[Dataset rows]

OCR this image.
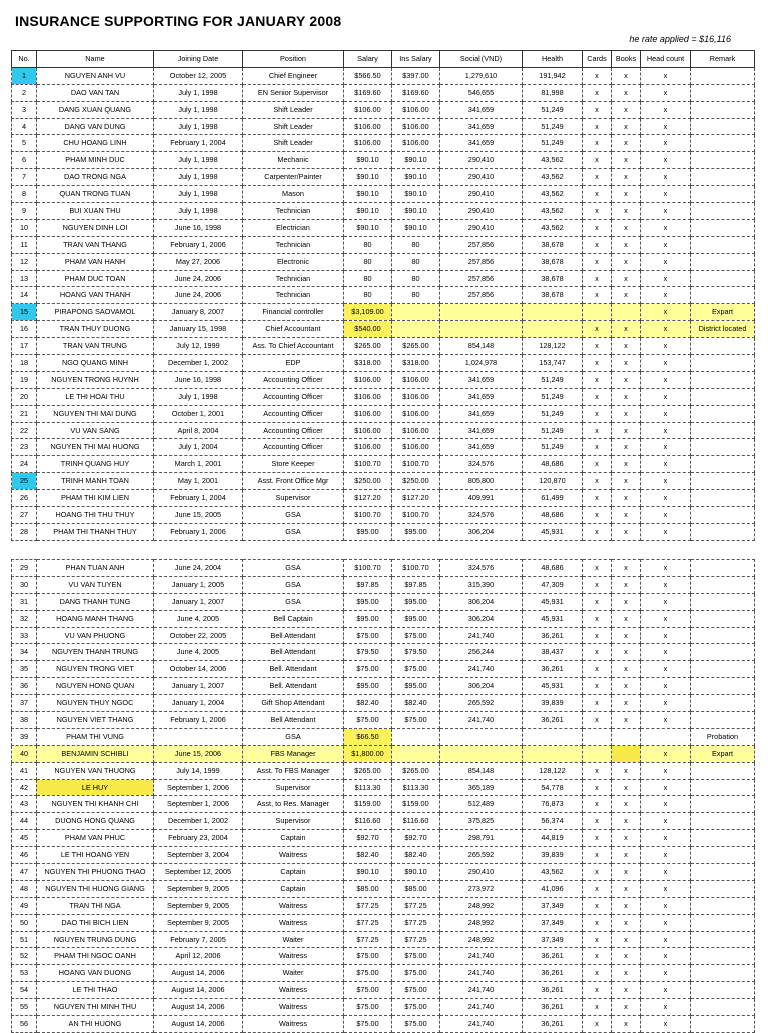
INSURANCE SUPPORTING FOR JANUARY 2008
he rate applied = $16,116
No.	Name	Joining Date	Position	Salary	Ins Salary	Social (VND)	Health	Cards	Books	Head count	Remark
1	NGUYEN ANH VU	October 12, 2005	Chief Engineer	$566.50	$397.00	1,279,610	191,942	x	x	x	
2	DAO VAN TAN	July 1, 1998	EN Senior Supervisor	$169.60	$169.60	546,655	81,998	x	x	x	
3	DANG XUAN QUANG	July 1, 1998	Shift Leader	$106.00	$106.00	341,659	51,249	x	x	x	
4	DANG VAN DUNG	July 1, 1998	Shift Leader	$106.00	$106.00	341,659	51,249	x	x	x	
5	CHU HOANG LINH	February 1, 2004	Shift Leader	$106.00	$106.00	341,659	51,249	x	x	x	
6	PHAM MINH DUC	July 1, 1998	Mechanic	$90.10	$90.10	290,410	43,562	x	x	x	
7	DAO TRONG NGA	July 1, 1998	Carpenter/Painter	$90.10	$90.10	290,410	43,562	x	x	x	
8	QUAN TRONG TUAN	July 1, 1998	Mason	$90.10	$90.10	290,410	43,562	x	x	x	
9	BUI XUAN THU	July 1, 1998	Technician	$90.10	$90.10	290,410	43,562	x	x	x	
10	NGUYEN DINH LOI	June 16, 1998	Electrician	$90.10	$90.10	290,410	43,562	x	x	x	
11	TRAN VAN THANG	February 1, 2006	Technician	80	80	257,856	38,678	x	x	x	
12	PHAM VAN HANH	May 27, 2006	Electronic	80	80	257,856	38,678	x	x	x	
13	PHAM DUC TOAN	June 24, 2006	Technician	80	80	257,856	38,678	x	x	x	
14	HOANG VAN THANH	June 24, 2006	Technician	80	80	257,856	38,678	x	x	x	
15	PIRAPONG SAOVAMOL	January 8, 2007	Financial controller	$3,109.00						x	Expart
16	TRAN THUY DUONG	January 15, 1998	Chief Accountant	$540.00				x	x	x	District located
17	TRAN VAN TRUNG	July 12, 1999	Ass. To Chief Accountant	$265.00	$265.00	854,148	128,122	x	x	x	
18	NGO QUANG MINH	December 1, 2002	EDP	$318.00	$318.00	1,024,978	153,747	x	x	x	
19	NGUYEN TRONG HUYNH	June 16, 1998	Accounting Officer	$106.00	$106.00	341,659	51,249	x	x	x	
20	LE THI HOAI THU	July 1, 1998	Accounting Officer	$106.00	$106.00	341,659	51,249	x	x	x	
21	NGUYEN THI MAI DUNG	October 1, 2001	Accounting Officer	$106.00	$106.00	341,659	51,249	x	x	x	
22	VU VAN SANG	April 8, 2004	Accounting Officer	$106.00	$106.00	341,659	51,249	x	x	x	
23	NGUYEN THI MAI HUONG	July 1, 2004	Accounting Officer	$106.00	$106.00	341,659	51,249	x	x	x	
24	TRINH QUANG HUY	March 1, 2001	Store Keeper	$100.70	$100.70	324,576	48,686	x	x	x	
25	TRINH MANH TOAN	May 1, 2001	Asst. Front Office Mgr	$250.00	$250.00	805,800	120,870	x	x	x	
26	PHAM THI KIM LIEN	February 1, 2004	Supervisor	$127.20	$127.20	409,991	61,499	x	x	x	
27	HOANG THI THU THUY	June 15, 2005	GSA	$100.70	$100.70	324,576	48,686	x	x	x	
28	PHAM THI THANH THUY	February 1, 2006	GSA	$95.00	$95.00	306,204	45,931	x	x	x	
29	PHAN TUAN ANH	June 24, 2004	GSA	$100.70	$100.70	324,576	48,686	x	x	x	
30	VU VAN TUYEN	January 1, 2005	GSA	$97.85	$97.85	315,390	47,309	x	x	x	
31	DANG THANH TUNG	January 1, 2007	GSA	$95.00	$95.00	306,204	45,931	x	x	x	
32	HOANG MANH THANG	June 4, 2005	Bell Captain	$95.00	$95.00	306,204	45,931	x	x	x	
33	VU VAN PHUONG	October 22, 2005	Bell Attendant	$75.00	$75.00	241,740	36,261	x	x	x	
34	NGUYEN THANH TRUNG	June 4, 2005	Bell Attendant	$79.50	$79.50	256,244	38,437	x	x	x	
35	NGUYEN TRONG VIET	October 14, 2006	Bell. Attendant	$75.00	$75.00	241,740	36,261	x	x	x	
36	NGUYEN HONG QUAN	January 1, 2007	Bell. Attendant	$95.00	$95.00	306,204	45,931	x	x	x	
37	NGUYEN THUY NGOC	January 1, 2004	Gift Shop Attendant	$82.40	$82.40	265,592	39,839	x	x	x	
38	NGUYEN VIET THANG	February 1, 2006	Bell Attendant	$75.00	$75.00	241,740	36,261	x	x	x	
39	PHAM THI VUNG		GSA	$66.50							Probation
40	BENJAMIN SCHIBLI	June 15, 2006	FBS Manager	$1,800.00						x	Expart
41	NGUYEN VAN THUONG	July 14, 1999	Asst. To FBS Manager	$265.00	$265.00	854,148	128,122	x	x	x	
42	LE HUY	September 1, 2006	Supervisor	$113.30	$113.30	365,189	54,778	x	x	x	
43	NGUYEN THI KHANH CHI	September 1, 2006	Asst, to Res. Manager	$159.00	$159.00	512,489	76,873	x	x	x	
44	DUONG HONG QUANG	December 1, 2002	Supervisor	$116.60	$116.60	375,825	56,374	x	x	x	
45	PHAM VAN PHUC	February 23, 2004	Captain	$92.70	$92.70	298,791	44,819	x	x	x	
46	LE THI HOANG YEN	September 3, 2004	Waitress	$82.40	$82.40	265,592	39,839	x	x	x	
47	NGUYEN THI PHUONG THAO	September 12, 2005	Captain	$90.10	$90.10	290,410	43,562	x	x	x	
48	NGUYEN THI HUONG GIANG	September 9, 2005	Captain	$85.00	$85.00	273,972	41,096	x	x	x	
49	TRAN THI NGA	September 9, 2005	Waitress	$77.25	$77.25	248,992	37,349	x	x	x	
50	DAO THI BICH LIEN	September 9, 2005	Waitress	$77.25	$77.25	248,992	37,349	x	x	x	
51	NGUYEN TRUNG DUNG	February 7, 2005	Waiter	$77.25	$77.25	248,992	37,349	x	x	x	
52	PHAM THI NGOC OANH	April 12, 2006	Waitress	$75.00	$75.00	241,740	36,261	x	x	x	
53	HOANG VAN DUONG	August 14, 2006	Waiter	$75.00	$75.00	241,740	36,261	x	x	x	
54	LE THI THAO	August 14, 2006	Waitress	$75.00	$75.00	241,740	36,261	x	x	x	
55	NGUYEN THI MINH THU	August 14, 2006	Waitress	$75.00	$75.00	241,740	36,261	x	x	x	
56	AN THI HUONG	August 14, 2006	Waitress	$75.00	$75.00	241,740	36,261	x	x	x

• _Set exercise_:
Where a line holds "THANG", copy that line.

• _Output for this exercise_:
11	TRAN VAN THANG	February 1, 2006	Technician	80	80	257,856	38,678	x	x	x	
32	HOANG MANH THANG	June 4, 2005	Bell Captain	$95.00	$95.00	306,204	45,931	x	x	x	
38	NGUYEN VIET THANG	February 1, 2006	Bell Attendant	$75.00	$75.00	241,740	36,261	x	x	x	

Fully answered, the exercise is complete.